Given exercise: Please give the data below again in full, exactly as it stands.
____ Stored records
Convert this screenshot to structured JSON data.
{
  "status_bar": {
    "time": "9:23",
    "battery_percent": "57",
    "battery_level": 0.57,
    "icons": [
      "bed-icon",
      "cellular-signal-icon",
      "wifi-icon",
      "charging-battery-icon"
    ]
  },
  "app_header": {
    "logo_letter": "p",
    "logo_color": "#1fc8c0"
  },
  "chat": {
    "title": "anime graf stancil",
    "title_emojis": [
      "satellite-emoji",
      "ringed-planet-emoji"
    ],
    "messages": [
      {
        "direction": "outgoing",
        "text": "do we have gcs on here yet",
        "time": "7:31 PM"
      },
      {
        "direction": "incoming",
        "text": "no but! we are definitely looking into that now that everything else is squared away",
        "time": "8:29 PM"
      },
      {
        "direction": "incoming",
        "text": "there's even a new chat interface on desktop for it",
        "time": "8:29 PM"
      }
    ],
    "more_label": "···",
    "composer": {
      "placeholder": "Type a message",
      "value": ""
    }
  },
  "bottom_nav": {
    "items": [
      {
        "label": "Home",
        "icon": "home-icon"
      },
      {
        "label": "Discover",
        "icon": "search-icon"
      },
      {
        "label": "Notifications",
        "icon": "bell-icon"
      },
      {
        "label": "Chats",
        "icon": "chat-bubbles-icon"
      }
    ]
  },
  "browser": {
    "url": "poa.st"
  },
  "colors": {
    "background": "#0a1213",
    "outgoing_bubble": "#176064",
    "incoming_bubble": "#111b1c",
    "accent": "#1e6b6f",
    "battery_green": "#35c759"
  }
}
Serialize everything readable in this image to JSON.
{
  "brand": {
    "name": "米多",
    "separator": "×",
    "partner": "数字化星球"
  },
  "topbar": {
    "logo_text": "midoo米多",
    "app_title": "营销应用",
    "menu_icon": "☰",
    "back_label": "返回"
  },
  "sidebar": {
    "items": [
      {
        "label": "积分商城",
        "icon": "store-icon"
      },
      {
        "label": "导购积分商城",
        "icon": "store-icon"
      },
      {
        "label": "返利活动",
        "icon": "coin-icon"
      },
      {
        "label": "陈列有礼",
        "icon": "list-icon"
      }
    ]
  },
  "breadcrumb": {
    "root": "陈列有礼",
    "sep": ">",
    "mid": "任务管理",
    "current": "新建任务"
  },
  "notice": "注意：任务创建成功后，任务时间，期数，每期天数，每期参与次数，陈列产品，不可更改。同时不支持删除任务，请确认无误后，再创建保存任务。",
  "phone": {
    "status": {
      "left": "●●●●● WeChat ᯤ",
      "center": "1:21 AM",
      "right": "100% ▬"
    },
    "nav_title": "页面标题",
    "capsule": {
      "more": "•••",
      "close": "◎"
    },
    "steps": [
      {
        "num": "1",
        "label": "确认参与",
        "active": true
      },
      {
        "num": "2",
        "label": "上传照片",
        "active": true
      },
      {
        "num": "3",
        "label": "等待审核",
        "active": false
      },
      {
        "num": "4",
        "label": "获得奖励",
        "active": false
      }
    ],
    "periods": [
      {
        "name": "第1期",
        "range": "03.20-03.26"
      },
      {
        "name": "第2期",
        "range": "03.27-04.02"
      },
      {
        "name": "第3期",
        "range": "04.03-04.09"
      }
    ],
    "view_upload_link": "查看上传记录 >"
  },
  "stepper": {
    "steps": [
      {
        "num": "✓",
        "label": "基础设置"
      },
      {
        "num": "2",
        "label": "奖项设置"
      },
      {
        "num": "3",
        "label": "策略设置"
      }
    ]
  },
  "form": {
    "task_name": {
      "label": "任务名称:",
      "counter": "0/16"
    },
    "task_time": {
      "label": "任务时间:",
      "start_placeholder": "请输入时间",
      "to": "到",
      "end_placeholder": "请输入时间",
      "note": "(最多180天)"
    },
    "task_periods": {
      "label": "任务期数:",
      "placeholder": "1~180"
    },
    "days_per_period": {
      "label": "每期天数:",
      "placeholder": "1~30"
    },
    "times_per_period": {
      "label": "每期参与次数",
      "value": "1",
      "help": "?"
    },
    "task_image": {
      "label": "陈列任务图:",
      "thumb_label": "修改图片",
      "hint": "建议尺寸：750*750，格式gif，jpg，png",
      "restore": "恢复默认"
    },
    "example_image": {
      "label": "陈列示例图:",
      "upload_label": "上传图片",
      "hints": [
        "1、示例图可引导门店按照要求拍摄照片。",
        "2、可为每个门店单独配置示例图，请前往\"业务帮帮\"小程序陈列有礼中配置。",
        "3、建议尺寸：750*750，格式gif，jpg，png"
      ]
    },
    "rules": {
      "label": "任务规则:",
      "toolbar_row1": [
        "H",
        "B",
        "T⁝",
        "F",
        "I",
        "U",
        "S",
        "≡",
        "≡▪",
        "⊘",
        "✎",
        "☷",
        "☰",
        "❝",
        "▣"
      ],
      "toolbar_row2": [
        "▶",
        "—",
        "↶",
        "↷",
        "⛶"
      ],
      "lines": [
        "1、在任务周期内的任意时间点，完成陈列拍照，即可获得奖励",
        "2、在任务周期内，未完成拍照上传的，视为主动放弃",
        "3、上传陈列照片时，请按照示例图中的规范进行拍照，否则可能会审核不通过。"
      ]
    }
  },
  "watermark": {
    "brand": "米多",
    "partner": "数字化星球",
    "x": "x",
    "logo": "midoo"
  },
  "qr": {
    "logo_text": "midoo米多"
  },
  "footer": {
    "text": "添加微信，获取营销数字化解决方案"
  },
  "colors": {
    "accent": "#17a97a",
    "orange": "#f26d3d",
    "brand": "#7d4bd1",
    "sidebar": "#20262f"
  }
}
________
Complete output:
Convert this screenshot to structured JSON data.
{
  "status_bar": {
    "time": "9:23",
    "battery_percent": "57",
    "battery_level": 0.57,
    "icons": [
      "bed-icon",
      "cellular-signal-icon",
      "wifi-icon",
      "charging-battery-icon"
    ]
  },
  "app_header": {
    "logo_letter": "p",
    "logo_color": "#1fc8c0"
  },
  "chat": {
    "title": "anime graf stancil",
    "title_emojis": [
      "satellite-emoji",
      "ringed-planet-emoji"
    ],
    "messages": [
      {
        "direction": "outgoing",
        "text": "do we have gcs on here yet",
        "time": "7:31 PM"
      },
      {
        "direction": "incoming",
        "text": "no but! we are definitely looking into that now that everything else is squared away",
        "time": "8:29 PM"
      },
      {
        "direction": "incoming",
        "text": "there's even a new chat interface on desktop for it",
        "time": "8:29 PM"
      }
    ],
    "more_label": "···",
    "composer": {
      "placeholder": "Type a message",
      "value": ""
    }
  },
  "bottom_nav": {
    "items": [
      {
        "label": "Home",
        "icon": "home-icon"
      },
      {
        "label": "Discover",
        "icon": "search-icon"
      },
      {
        "label": "Notifications",
        "icon": "bell-icon"
      },
      {
        "label": "Chats",
        "icon": "chat-bubbles-icon"
      }
    ]
  },
  "browser": {
    "url": "poa.st"
  },
  "colors": {
    "background": "#0a1213",
    "outgoing_bubble": "#176064",
    "incoming_bubble": "#111b1c",
    "accent": "#1e6b6f",
    "battery_green": "#35c759"
  }
}
Serialize everything readable in this image to JSON.
{
  "brand": {
    "name": "米多",
    "separator": "×",
    "partner": "数字化星球"
  },
  "topbar": {
    "logo_text": "midoo米多",
    "app_title": "营销应用",
    "menu_icon": "☰",
    "back_label": "返回"
  },
  "sidebar": {
    "items": [
      {
        "label": "积分商城",
        "icon": "store-icon"
      },
      {
        "label": "导购积分商城",
        "icon": "store-icon"
      },
      {
        "label": "返利活动",
        "icon": "coin-icon"
      },
      {
        "label": "陈列有礼",
        "icon": "list-icon"
      }
    ]
  },
  "breadcrumb": {
    "root": "陈列有礼",
    "sep": ">",
    "mid": "任务管理",
    "current": "新建任务"
  },
  "notice": "注意：任务创建成功后，任务时间，期数，每期天数，每期参与次数，陈列产品，不可更改。同时不支持删除任务，请确认无误后，再创建保存任务。",
  "phone": {
    "status": {
      "left": "●●●●● WeChat ᯤ",
      "center": "1:21 AM",
      "right": "100% ▬"
    },
    "nav_title": "页面标题",
    "capsule": {
      "more": "•••",
      "close": "◎"
    },
    "steps": [
      {
        "num": "1",
        "label": "确认参与",
        "active": true
      },
      {
        "num": "2",
        "label": "上传照片",
        "active": true
      },
      {
        "num": "3",
        "label": "等待审核",
        "active": false
      },
      {
        "num": "4",
        "label": "获得奖励",
        "active": false
      }
    ],
    "periods": [
      {
        "name": "第1期",
        "range": "03.20-03.26"
      },
      {
        "name": "第2期",
        "range": "03.27-04.02"
      },
      {
        "name": "第3期",
        "range": "04.03-04.09"
      }
    ],
    "view_upload_link": "查看上传记录 >"
  },
  "stepper": {
    "steps": [
      {
        "num": "✓",
        "label": "基础设置"
      },
      {
        "num": "2",
        "label": "奖项设置"
      },
      {
        "num": "3",
        "label": "策略设置"
      }
    ]
  },
  "form": {
    "task_name": {
      "label": "任务名称:",
      "counter": "0/16"
    },
    "task_time": {
      "label": "任务时间:",
      "start_placeholder": "请输入时间",
      "to": "到",
      "end_placeholder": "请输入时间",
      "note": "(最多180天)"
    },
    "task_periods": {
      "label": "任务期数:",
      "placeholder": "1~180"
    },
    "days_per_period": {
      "label": "每期天数:",
      "placeholder": "1~30"
    },
    "times_per_period": {
      "label": "每期参与次数",
      "value": "1",
      "help": "?"
    },
    "task_image": {
      "label": "陈列任务图:",
      "thumb_label": "修改图片",
      "hint": "建议尺寸：750*750，格式gif，jpg，png",
      "restore": "恢复默认"
    },
    "example_image": {
      "label": "陈列示例图:",
      "upload_label": "上传图片",
      "hints": [
        "1、示例图可引导门店按照要求拍摄照片。",
        "2、可为每个门店单独配置示例图，请前往\"业务帮帮\"小程序陈列有礼中配置。",
        "3、建议尺寸：750*750，格式gif，jpg，png"
      ]
    },
    "rules": {
      "label": "任务规则:",
      "toolbar_row1": [
        "H",
        "B",
        "T⁝",
        "F",
        "I",
        "U",
        "S",
        "≡",
        "≡▪",
        "⊘",
        "✎",
        "☷",
        "☰",
        "❝",
        "▣"
      ],
      "toolbar_row2": [
        "▶",
        "—",
        "↶",
        "↷",
        "⛶"
      ],
      "lines": [
        "1、在任务周期内的任意时间点，完成陈列拍照，即可获得奖励",
        "2、在任务周期内，未完成拍照上传的，视为主动放弃",
        "3、上传陈列照片时，请按照示例图中的规范进行拍照，否则可能会审核不通过。"
      ]
    }
  },
  "watermark": {
    "brand": "米多",
    "partner": "数字化星球",
    "x": "x",
    "logo": "midoo"
  },
  "qr": {
    "logo_text": "midoo米多"
  },
  "footer": {
    "text": "添加微信，获取营销数字化解决方案"
  },
  "colors": {
    "accent": "#17a97a",
    "orange": "#f26d3d",
    "brand": "#7d4bd1",
    "sidebar": "#20262f"
  }
}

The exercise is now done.